Direction: Filter the records for lines holding the string "nghệ".

Records shown:
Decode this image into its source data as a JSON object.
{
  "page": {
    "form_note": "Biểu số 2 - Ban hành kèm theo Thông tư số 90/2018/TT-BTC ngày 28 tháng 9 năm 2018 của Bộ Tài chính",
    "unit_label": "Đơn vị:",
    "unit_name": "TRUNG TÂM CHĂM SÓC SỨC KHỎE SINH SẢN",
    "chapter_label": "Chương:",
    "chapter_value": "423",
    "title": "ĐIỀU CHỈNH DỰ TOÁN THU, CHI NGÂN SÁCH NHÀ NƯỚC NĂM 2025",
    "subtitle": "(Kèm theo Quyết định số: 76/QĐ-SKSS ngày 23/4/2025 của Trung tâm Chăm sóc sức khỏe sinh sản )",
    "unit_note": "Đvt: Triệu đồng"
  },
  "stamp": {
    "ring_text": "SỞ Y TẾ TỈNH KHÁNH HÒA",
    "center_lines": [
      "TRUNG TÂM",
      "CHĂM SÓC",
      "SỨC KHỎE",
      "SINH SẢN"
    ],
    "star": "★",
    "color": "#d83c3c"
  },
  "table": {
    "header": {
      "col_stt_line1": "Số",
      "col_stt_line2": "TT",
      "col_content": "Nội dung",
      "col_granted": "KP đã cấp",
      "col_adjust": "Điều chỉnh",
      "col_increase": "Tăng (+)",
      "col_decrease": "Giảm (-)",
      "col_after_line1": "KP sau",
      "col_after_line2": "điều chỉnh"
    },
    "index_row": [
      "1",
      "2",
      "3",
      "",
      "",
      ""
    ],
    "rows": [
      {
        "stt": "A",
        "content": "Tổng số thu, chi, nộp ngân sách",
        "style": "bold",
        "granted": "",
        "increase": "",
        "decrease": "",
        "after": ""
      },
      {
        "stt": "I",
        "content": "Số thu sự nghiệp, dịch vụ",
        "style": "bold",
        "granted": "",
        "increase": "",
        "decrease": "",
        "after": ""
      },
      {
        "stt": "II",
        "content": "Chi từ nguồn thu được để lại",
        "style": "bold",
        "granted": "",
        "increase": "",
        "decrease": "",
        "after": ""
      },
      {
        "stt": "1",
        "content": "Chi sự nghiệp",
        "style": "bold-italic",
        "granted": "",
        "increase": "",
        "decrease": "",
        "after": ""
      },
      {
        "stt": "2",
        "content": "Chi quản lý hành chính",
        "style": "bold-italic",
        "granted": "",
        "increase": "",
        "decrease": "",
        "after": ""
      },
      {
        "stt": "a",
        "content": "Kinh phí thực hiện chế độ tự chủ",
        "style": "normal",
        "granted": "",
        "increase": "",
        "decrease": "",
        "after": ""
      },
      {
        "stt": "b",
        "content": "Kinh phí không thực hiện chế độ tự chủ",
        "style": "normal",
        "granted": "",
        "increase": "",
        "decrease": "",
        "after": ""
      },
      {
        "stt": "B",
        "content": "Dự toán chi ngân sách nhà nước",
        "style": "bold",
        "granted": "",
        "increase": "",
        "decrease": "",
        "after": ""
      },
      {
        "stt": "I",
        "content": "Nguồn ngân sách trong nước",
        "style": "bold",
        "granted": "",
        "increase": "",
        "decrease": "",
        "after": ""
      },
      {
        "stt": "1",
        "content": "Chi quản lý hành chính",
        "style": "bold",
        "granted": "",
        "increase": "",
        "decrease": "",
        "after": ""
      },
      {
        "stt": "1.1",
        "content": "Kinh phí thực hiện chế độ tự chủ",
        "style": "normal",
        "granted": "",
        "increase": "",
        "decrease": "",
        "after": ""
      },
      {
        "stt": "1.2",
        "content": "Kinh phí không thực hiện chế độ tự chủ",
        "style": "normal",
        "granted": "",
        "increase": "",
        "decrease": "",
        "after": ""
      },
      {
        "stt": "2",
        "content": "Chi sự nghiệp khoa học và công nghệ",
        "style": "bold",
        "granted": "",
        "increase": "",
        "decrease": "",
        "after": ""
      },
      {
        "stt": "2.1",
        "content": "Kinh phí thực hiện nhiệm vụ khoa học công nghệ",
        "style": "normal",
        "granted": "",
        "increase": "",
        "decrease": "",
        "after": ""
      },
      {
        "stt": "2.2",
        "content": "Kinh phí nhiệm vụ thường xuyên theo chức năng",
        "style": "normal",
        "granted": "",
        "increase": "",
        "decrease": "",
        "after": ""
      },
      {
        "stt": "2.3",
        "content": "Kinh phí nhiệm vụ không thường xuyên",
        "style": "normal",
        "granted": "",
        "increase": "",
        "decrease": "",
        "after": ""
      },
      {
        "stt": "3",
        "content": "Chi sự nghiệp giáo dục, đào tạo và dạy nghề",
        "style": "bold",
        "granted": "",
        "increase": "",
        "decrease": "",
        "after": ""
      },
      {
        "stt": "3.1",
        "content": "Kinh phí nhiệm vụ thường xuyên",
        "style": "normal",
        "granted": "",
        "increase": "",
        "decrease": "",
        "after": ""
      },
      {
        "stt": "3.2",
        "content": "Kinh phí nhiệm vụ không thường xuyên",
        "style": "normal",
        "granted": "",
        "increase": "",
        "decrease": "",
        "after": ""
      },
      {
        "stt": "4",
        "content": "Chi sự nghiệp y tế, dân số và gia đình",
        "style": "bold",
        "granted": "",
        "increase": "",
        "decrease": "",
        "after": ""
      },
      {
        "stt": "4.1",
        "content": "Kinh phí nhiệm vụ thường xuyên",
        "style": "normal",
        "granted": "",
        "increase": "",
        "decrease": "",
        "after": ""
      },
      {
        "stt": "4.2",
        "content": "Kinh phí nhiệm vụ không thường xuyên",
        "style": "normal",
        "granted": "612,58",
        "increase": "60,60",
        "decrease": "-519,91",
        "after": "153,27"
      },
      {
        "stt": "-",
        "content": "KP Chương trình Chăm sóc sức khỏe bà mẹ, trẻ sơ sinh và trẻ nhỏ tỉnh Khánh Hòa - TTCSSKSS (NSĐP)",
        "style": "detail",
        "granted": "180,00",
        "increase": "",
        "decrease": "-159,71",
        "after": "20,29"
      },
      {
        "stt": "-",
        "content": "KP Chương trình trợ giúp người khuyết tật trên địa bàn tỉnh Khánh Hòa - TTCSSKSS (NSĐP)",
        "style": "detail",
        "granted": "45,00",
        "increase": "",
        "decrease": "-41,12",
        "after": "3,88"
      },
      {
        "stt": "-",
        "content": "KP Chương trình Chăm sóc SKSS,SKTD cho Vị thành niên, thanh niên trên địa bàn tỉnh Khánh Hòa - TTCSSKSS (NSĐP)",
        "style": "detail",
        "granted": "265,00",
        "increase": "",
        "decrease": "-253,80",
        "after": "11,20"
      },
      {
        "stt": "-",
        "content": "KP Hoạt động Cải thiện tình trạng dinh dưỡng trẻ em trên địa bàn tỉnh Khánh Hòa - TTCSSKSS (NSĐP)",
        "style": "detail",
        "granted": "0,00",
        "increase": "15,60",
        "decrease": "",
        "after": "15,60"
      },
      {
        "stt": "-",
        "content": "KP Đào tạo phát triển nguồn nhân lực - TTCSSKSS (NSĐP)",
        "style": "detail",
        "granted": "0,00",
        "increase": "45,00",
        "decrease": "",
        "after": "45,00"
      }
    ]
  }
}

---

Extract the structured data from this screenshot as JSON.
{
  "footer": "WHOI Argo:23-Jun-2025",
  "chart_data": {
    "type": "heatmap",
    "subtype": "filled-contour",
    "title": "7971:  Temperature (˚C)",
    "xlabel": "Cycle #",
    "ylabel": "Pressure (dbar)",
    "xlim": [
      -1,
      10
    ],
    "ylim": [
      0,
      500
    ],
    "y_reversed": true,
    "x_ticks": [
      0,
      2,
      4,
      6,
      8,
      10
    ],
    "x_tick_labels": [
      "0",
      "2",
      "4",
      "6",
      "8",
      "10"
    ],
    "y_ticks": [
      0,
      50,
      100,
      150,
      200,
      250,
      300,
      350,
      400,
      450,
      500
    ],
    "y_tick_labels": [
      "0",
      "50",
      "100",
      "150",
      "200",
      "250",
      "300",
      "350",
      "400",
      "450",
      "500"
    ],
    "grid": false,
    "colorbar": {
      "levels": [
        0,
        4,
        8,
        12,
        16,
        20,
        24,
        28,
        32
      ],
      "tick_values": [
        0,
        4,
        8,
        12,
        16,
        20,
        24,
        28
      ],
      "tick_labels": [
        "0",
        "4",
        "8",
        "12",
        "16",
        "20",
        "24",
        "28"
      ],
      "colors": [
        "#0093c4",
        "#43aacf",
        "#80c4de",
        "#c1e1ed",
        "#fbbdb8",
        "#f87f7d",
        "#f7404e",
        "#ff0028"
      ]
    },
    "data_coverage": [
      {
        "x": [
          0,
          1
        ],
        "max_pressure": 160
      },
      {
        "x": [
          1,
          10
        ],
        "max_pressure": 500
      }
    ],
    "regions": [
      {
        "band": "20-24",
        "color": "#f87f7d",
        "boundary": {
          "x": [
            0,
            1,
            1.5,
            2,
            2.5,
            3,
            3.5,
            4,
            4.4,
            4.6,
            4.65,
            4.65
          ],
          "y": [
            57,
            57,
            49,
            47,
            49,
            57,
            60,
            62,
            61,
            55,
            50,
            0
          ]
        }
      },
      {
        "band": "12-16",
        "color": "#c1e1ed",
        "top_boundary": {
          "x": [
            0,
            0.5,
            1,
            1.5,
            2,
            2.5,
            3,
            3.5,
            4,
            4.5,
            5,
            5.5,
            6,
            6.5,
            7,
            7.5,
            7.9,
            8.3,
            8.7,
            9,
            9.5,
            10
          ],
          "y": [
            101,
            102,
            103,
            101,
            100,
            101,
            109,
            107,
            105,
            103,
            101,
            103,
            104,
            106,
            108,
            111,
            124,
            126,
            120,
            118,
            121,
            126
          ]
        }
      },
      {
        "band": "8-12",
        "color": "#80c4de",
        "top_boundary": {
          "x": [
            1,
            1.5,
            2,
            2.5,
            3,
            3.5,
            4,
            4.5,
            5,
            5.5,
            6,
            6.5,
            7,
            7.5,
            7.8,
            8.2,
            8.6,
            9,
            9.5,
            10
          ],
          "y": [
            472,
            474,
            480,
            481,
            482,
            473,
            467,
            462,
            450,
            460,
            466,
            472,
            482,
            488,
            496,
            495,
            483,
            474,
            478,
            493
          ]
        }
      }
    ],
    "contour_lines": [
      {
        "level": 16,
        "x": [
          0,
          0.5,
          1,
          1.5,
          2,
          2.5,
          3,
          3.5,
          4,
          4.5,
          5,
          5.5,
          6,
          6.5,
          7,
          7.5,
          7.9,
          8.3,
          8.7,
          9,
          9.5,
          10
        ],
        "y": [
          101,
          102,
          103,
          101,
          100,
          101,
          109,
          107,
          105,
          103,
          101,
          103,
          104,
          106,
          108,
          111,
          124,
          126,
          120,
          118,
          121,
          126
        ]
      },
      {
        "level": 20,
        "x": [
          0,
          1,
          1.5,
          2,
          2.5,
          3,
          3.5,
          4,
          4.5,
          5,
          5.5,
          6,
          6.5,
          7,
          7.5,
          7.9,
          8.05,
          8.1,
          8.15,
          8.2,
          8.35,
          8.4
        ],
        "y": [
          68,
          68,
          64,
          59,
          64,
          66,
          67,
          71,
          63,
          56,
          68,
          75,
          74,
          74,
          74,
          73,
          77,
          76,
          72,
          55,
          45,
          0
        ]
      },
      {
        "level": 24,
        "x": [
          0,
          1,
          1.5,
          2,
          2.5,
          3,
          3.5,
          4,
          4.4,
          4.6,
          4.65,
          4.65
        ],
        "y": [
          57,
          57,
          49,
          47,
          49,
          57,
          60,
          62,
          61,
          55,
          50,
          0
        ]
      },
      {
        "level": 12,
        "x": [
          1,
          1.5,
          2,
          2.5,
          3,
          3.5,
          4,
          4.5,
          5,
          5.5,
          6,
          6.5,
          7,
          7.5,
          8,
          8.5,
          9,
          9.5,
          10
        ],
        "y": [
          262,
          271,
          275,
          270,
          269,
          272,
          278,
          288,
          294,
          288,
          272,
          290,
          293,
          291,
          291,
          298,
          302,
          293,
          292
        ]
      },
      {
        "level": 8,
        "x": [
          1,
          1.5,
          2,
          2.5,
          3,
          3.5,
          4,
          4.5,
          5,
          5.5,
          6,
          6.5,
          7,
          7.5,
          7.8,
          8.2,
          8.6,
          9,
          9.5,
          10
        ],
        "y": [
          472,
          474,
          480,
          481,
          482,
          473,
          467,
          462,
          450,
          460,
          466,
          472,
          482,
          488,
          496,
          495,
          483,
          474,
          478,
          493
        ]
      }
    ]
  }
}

Response:
        "content": "Chi sự nghiệp khoa học và công nghệ",
        "content": "Kinh phí thực hiện nhiệm vụ khoa học công nghệ",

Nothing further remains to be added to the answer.